====== Data provided

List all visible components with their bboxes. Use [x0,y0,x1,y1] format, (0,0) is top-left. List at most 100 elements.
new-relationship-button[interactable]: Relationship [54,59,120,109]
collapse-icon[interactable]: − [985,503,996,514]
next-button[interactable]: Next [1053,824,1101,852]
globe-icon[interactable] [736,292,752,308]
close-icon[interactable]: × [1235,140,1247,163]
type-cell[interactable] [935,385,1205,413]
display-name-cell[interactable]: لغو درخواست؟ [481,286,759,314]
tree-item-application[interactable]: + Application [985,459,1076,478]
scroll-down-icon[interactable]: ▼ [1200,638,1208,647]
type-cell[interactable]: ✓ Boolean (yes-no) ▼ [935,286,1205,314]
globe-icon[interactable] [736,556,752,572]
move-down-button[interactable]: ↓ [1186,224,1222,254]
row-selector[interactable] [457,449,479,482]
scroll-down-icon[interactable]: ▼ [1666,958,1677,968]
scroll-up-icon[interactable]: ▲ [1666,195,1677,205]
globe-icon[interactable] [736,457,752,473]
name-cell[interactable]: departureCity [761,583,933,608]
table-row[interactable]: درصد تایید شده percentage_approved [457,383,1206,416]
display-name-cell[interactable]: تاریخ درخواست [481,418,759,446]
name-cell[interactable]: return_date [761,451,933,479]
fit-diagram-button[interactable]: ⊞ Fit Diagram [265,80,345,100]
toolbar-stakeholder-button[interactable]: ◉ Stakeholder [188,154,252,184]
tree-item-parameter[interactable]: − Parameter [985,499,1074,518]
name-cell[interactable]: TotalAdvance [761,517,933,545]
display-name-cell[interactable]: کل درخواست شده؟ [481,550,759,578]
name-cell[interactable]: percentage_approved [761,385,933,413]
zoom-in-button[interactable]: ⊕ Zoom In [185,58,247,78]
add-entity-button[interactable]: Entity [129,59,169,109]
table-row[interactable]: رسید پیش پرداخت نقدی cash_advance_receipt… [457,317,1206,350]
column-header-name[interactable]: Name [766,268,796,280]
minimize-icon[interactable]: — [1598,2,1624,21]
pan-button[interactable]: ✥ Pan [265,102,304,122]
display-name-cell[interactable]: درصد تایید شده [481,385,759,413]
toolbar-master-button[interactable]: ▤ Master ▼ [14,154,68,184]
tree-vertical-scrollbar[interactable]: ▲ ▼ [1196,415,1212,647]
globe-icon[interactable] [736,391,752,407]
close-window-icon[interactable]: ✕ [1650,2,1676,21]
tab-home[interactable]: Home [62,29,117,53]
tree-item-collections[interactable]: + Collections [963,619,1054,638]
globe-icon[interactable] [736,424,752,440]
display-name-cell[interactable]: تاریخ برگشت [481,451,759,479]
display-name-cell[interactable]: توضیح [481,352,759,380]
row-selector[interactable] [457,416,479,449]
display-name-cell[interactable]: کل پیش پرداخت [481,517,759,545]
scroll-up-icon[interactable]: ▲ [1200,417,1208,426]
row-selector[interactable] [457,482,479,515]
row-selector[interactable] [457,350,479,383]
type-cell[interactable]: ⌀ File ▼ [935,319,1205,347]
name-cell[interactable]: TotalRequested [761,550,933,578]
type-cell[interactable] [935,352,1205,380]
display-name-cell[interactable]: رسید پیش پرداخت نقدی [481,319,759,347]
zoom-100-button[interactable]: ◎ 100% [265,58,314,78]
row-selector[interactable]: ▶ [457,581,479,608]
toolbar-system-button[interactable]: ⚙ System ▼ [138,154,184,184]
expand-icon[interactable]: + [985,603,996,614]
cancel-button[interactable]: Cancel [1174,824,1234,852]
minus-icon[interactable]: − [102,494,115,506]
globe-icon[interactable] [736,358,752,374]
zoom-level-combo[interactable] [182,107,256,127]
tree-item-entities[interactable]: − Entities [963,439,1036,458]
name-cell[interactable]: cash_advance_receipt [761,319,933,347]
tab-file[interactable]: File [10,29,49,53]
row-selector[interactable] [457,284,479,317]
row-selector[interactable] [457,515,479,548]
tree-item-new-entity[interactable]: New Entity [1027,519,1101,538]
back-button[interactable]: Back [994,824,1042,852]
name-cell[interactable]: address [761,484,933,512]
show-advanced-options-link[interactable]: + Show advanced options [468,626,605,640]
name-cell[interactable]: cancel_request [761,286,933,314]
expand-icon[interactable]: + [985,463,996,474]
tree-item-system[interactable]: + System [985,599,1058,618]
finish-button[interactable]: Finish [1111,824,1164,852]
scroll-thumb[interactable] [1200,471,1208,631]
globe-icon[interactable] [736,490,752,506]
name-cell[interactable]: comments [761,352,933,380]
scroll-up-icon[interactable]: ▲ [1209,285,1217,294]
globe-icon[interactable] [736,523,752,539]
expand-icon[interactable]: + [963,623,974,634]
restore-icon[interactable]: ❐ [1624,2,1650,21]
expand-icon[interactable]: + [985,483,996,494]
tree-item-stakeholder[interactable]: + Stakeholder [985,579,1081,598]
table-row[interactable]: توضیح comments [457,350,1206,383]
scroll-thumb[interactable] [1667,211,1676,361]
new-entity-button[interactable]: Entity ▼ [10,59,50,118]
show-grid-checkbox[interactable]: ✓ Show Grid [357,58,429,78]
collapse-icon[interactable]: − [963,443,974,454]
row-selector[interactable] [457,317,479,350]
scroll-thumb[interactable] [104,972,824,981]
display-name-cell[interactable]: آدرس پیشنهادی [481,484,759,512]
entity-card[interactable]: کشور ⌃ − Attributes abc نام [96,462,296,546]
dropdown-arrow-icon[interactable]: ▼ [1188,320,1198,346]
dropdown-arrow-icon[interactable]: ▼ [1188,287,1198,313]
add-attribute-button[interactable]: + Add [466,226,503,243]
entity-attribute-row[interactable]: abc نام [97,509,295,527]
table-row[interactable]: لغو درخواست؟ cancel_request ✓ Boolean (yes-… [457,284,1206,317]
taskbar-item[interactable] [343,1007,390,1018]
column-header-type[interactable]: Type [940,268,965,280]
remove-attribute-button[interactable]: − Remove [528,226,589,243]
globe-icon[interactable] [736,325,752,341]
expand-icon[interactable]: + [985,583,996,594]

============
====== Data provided

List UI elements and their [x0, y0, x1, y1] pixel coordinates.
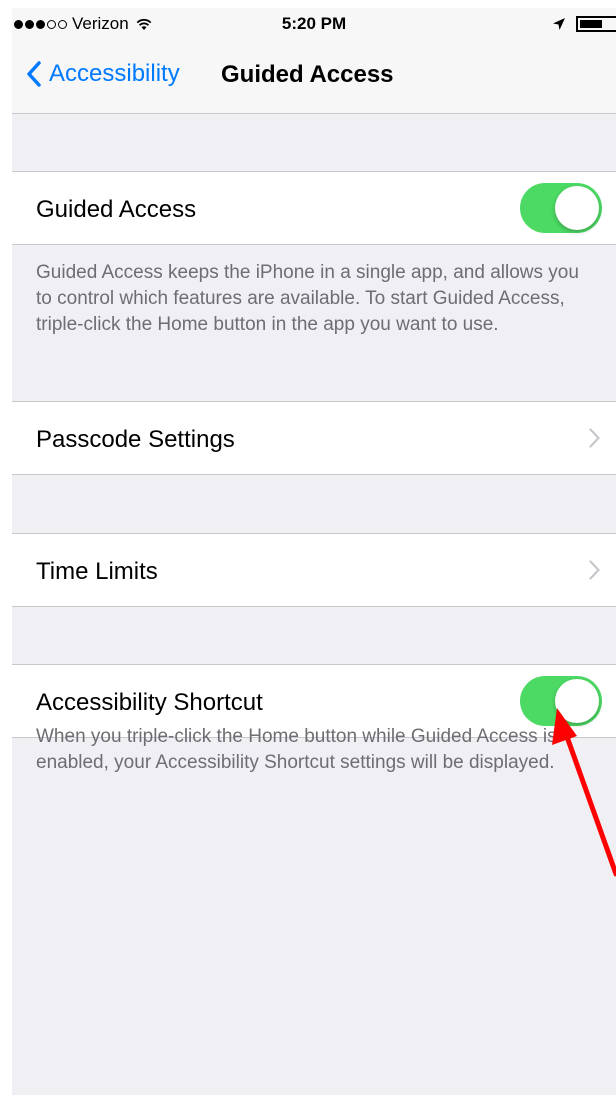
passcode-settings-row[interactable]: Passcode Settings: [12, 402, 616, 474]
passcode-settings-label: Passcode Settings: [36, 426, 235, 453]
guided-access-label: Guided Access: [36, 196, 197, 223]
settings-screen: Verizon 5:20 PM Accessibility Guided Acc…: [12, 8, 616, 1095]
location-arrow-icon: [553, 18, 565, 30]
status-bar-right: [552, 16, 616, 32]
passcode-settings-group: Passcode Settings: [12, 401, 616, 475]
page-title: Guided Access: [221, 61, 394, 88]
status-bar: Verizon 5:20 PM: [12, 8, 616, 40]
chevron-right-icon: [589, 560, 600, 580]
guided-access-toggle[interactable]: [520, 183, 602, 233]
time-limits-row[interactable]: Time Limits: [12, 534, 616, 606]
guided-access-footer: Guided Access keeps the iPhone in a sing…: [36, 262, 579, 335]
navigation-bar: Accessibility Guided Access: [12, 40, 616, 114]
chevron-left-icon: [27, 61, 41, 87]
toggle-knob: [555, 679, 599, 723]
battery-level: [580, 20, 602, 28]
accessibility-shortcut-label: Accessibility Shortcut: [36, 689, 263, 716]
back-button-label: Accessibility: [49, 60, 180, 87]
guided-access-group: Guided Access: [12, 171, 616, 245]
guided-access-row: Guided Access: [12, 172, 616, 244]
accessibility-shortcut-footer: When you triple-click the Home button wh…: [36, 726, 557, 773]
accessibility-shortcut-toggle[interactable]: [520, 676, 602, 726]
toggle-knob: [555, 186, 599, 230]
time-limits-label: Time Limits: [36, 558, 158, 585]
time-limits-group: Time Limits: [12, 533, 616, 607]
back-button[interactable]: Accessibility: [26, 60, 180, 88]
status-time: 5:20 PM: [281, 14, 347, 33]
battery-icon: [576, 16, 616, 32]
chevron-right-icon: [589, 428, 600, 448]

============

> _Problem_
Can you quote, word for word, the lines of the material starting at the line containing "List all visible" and ending at the line containing "scroll-down-icon[interactable]: ▼ [1200,638,1208,647]", with both of those lines included?

> _Written solution_
List all visible components with their bboxes. Use [x0,y0,x1,y1] format, (0,0) is top-left. List at most 100 elements.
new-relationship-button[interactable]: Relationship [54,59,120,109]
collapse-icon[interactable]: − [985,503,996,514]
next-button[interactable]: Next [1053,824,1101,852]
globe-icon[interactable] [736,292,752,308]
close-icon[interactable]: × [1235,140,1247,163]
type-cell[interactable] [935,385,1205,413]
display-name-cell[interactable]: لغو درخواست؟ [481,286,759,314]
tree-item-application[interactable]: + Application [985,459,1076,478]
scroll-down-icon[interactable]: ▼ [1200,638,1208,647]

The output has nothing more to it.